▶ _What is needed_: Find the word "ylabel" in the data. Return every line where it appears.

╭──

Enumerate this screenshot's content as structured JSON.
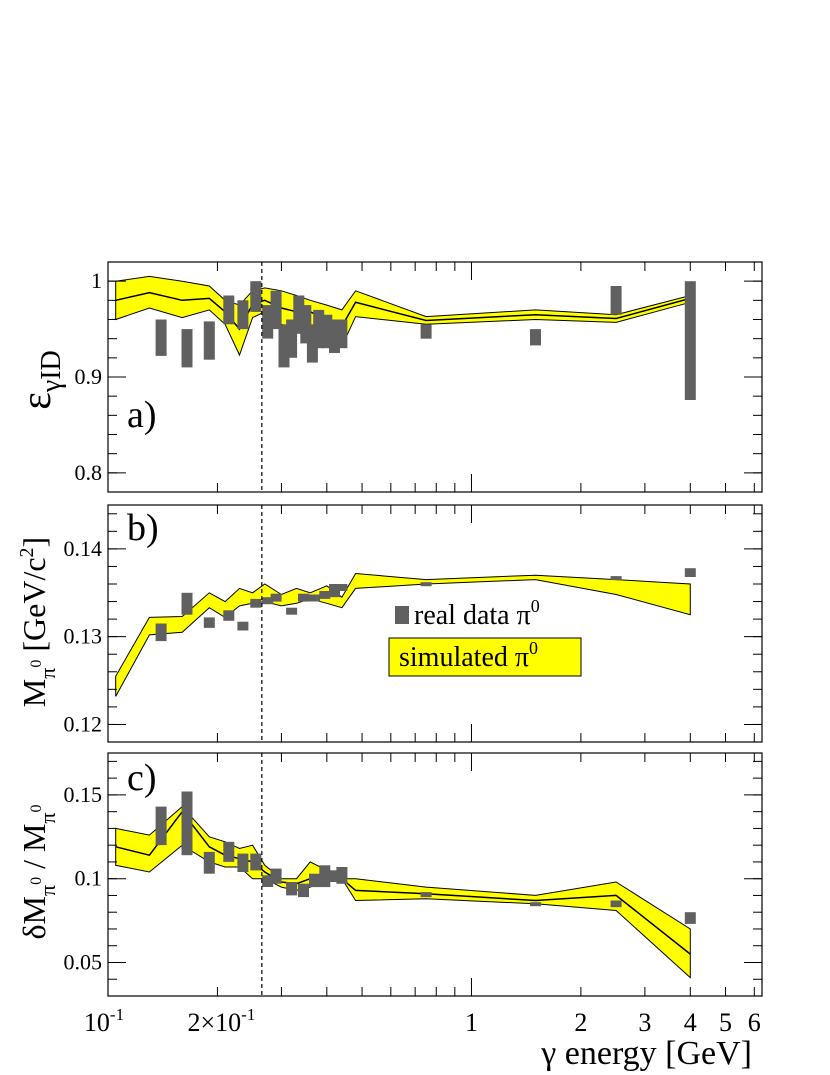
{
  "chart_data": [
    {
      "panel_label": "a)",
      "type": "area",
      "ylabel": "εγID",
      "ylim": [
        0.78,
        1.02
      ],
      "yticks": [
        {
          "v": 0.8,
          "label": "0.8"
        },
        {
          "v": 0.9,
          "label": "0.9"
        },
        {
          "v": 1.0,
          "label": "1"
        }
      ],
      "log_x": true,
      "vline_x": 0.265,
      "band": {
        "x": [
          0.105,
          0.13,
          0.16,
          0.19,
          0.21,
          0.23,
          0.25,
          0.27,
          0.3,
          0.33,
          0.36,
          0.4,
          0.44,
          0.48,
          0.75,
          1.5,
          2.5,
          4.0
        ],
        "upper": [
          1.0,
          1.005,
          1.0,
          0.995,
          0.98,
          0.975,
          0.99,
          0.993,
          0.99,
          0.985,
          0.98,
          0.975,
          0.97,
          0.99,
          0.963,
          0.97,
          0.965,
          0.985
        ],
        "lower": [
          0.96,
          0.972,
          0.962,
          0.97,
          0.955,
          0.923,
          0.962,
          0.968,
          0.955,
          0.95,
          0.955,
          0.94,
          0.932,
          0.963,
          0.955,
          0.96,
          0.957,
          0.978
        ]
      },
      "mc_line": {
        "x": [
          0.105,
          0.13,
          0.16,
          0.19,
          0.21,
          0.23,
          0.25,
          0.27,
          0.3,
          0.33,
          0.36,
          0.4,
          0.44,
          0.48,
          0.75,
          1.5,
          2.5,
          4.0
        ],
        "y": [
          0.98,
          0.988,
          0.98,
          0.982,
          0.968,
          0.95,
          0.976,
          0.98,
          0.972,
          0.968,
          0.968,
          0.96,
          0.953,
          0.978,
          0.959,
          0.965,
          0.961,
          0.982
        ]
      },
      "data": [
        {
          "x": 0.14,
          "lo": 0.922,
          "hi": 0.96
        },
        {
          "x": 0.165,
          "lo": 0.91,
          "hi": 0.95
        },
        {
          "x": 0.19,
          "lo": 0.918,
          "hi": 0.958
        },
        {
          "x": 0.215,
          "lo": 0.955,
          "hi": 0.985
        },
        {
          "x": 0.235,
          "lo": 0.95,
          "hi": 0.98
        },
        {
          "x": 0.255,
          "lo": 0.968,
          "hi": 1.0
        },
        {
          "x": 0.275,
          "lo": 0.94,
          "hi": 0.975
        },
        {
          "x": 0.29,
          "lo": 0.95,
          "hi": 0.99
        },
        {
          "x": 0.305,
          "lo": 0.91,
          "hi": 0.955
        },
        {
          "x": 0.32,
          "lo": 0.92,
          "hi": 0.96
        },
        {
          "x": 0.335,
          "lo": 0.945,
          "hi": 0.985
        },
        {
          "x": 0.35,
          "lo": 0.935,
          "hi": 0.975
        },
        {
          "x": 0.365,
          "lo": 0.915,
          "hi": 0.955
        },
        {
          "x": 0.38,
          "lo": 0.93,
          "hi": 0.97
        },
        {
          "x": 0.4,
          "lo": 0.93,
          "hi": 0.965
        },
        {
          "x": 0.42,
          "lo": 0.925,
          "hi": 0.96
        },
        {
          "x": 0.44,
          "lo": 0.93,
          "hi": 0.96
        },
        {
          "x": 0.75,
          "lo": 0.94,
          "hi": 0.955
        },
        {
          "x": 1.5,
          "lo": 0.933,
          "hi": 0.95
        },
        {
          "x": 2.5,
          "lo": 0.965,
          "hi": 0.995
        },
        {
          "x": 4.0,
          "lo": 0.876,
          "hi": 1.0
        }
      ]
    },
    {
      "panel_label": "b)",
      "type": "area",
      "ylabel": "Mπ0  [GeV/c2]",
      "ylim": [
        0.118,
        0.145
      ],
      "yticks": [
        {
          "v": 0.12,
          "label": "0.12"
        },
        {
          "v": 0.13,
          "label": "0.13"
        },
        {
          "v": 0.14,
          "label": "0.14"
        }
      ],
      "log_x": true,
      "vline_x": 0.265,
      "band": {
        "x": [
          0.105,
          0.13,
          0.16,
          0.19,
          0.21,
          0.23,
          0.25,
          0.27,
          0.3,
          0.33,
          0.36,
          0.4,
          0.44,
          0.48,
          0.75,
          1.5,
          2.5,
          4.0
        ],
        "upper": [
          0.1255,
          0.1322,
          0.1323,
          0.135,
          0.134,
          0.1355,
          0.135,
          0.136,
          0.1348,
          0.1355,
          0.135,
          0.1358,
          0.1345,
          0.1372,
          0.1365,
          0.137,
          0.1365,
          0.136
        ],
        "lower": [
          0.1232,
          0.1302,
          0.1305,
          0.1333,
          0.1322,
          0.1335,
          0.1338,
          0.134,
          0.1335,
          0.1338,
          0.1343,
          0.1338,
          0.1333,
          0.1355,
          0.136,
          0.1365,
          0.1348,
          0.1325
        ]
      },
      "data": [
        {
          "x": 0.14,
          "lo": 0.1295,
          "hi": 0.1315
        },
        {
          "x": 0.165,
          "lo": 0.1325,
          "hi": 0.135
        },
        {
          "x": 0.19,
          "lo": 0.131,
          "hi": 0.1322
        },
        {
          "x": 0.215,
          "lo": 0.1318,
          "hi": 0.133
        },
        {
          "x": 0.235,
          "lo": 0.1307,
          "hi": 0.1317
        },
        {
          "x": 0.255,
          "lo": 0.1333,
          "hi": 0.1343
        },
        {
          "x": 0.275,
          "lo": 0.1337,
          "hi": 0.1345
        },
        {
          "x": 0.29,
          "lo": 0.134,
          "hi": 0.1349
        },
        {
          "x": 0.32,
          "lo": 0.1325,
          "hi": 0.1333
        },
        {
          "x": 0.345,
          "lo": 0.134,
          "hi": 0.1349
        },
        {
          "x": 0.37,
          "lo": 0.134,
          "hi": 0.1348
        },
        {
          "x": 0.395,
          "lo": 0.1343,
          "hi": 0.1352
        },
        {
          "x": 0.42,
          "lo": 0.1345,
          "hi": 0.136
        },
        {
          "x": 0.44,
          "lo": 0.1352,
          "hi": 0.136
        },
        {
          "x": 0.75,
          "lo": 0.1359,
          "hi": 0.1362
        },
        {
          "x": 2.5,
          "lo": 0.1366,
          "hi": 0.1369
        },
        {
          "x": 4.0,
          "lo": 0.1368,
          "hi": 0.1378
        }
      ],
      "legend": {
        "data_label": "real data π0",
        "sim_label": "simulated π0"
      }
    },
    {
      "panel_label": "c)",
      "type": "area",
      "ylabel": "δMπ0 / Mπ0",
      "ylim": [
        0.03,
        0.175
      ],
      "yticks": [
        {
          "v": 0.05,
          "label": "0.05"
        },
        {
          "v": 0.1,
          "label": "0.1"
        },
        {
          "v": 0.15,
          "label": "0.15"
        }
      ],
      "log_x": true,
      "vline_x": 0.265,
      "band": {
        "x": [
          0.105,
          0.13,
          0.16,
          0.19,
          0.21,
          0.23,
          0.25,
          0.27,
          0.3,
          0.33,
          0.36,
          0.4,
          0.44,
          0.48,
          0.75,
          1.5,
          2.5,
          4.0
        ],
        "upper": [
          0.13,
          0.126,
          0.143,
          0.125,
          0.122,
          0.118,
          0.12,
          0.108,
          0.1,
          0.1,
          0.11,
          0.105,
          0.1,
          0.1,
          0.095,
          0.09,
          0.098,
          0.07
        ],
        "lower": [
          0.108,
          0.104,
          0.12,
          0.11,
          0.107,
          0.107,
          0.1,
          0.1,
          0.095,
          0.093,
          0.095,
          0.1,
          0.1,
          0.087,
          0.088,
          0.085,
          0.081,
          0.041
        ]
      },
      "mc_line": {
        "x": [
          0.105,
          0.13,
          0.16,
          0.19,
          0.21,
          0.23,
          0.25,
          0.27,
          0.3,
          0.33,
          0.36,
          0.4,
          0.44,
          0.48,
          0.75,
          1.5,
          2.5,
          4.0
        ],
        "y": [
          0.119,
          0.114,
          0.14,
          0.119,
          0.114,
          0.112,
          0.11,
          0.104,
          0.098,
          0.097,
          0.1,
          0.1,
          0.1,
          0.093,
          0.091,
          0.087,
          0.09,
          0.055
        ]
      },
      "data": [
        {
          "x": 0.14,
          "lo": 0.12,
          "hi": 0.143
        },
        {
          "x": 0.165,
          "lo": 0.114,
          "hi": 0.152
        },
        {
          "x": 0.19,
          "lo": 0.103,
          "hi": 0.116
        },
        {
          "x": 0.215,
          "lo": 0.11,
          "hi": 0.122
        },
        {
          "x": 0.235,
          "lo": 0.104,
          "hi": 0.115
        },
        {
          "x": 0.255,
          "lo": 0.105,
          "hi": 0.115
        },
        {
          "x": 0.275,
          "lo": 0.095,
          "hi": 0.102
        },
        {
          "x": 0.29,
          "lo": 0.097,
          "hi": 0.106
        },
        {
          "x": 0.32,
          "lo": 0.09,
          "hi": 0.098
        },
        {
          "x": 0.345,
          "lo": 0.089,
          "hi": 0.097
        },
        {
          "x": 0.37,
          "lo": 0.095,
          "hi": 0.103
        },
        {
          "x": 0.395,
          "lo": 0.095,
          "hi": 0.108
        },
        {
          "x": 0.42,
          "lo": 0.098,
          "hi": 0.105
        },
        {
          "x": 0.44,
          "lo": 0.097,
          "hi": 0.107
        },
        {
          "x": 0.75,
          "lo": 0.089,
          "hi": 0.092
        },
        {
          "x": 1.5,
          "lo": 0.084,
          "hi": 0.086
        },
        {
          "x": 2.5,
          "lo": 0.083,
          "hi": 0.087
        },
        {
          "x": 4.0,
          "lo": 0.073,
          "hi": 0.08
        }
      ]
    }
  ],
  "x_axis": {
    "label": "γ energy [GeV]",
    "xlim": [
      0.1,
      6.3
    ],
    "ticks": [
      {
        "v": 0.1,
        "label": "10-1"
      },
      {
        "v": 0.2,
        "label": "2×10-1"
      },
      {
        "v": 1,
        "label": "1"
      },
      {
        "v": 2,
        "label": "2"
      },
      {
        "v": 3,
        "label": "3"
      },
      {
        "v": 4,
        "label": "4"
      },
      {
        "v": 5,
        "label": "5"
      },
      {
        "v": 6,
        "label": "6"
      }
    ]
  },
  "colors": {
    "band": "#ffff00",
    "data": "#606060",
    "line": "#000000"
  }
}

╰──

▶ _Solution below_:
      "ylabel": "εγID",
      "ylabel": "Mπ0  [GeV/c2]",
      "ylabel": "δMπ0 / Mπ0",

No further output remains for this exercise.